WRITTEN PROBLEM. Output the material beneath exactly, leaving nothing out.

(Figure contents as structured data)
● ● ● ● ● ● ●
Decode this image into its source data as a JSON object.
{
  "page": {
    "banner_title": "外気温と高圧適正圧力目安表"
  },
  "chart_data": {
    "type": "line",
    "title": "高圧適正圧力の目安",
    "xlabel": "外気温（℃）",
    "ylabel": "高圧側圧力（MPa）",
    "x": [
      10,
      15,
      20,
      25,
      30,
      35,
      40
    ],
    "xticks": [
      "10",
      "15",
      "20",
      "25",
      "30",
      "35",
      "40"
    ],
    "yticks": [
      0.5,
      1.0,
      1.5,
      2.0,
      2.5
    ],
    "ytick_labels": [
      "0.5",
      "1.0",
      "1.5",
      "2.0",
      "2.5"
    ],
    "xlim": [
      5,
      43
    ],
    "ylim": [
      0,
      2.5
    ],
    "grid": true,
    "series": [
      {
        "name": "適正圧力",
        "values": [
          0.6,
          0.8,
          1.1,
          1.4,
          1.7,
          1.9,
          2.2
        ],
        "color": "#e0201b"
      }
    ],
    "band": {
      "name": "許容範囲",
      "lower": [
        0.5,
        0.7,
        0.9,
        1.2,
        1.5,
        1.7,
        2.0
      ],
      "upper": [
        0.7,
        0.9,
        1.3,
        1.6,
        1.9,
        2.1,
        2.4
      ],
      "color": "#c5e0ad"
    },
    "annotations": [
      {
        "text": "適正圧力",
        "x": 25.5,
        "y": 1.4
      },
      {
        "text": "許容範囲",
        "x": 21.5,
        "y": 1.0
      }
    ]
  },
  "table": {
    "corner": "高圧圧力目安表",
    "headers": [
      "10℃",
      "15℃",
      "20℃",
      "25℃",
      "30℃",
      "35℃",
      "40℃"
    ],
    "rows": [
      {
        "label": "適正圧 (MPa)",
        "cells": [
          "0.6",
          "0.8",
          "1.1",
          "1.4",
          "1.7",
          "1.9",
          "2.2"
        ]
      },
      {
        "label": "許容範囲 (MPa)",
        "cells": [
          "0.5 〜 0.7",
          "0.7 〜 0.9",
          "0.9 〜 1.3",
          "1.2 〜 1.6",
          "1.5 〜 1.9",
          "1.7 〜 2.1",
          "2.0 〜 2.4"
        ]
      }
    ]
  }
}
● ● ● ● ● ● ●
OUTPUT OF THE TASK.
Decode this image into its source data as a JSON object.
{
  "page": {
    "banner_title": "外気温と高圧適正圧力目安表"
  },
  "chart_data": {
    "type": "line",
    "title": "高圧適正圧力の目安",
    "xlabel": "外気温（℃）",
    "ylabel": "高圧側圧力（MPa）",
    "x": [
      10,
      15,
      20,
      25,
      30,
      35,
      40
    ],
    "xticks": [
      "10",
      "15",
      "20",
      "25",
      "30",
      "35",
      "40"
    ],
    "yticks": [
      0.5,
      1.0,
      1.5,
      2.0,
      2.5
    ],
    "ytick_labels": [
      "0.5",
      "1.0",
      "1.5",
      "2.0",
      "2.5"
    ],
    "xlim": [
      5,
      43
    ],
    "ylim": [
      0,
      2.5
    ],
    "grid": true,
    "series": [
      {
        "name": "適正圧力",
        "values": [
          0.6,
          0.8,
          1.1,
          1.4,
          1.7,
          1.9,
          2.2
        ],
        "color": "#e0201b"
      }
    ],
    "band": {
      "name": "許容範囲",
      "lower": [
        0.5,
        0.7,
        0.9,
        1.2,
        1.5,
        1.7,
        2.0
      ],
      "upper": [
        0.7,
        0.9,
        1.3,
        1.6,
        1.9,
        2.1,
        2.4
      ],
      "color": "#c5e0ad"
    },
    "annotations": [
      {
        "text": "適正圧力",
        "x": 25.5,
        "y": 1.4
      },
      {
        "text": "許容範囲",
        "x": 21.5,
        "y": 1.0
      }
    ]
  },
  "table": {
    "corner": "高圧圧力目安表",
    "headers": [
      "10℃",
      "15℃",
      "20℃",
      "25℃",
      "30℃",
      "35℃",
      "40℃"
    ],
    "rows": [
      {
        "label": "適正圧 (MPa)",
        "cells": [
          "0.6",
          "0.8",
          "1.1",
          "1.4",
          "1.7",
          "1.9",
          "2.2"
        ]
      },
      {
        "label": "許容範囲 (MPa)",
        "cells": [
          "0.5 〜 0.7",
          "0.7 〜 0.9",
          "0.9 〜 1.3",
          "1.2 〜 1.6",
          "1.5 〜 1.9",
          "1.7 〜 2.1",
          "2.0 〜 2.4"
        ]
      }
    ]
  }
}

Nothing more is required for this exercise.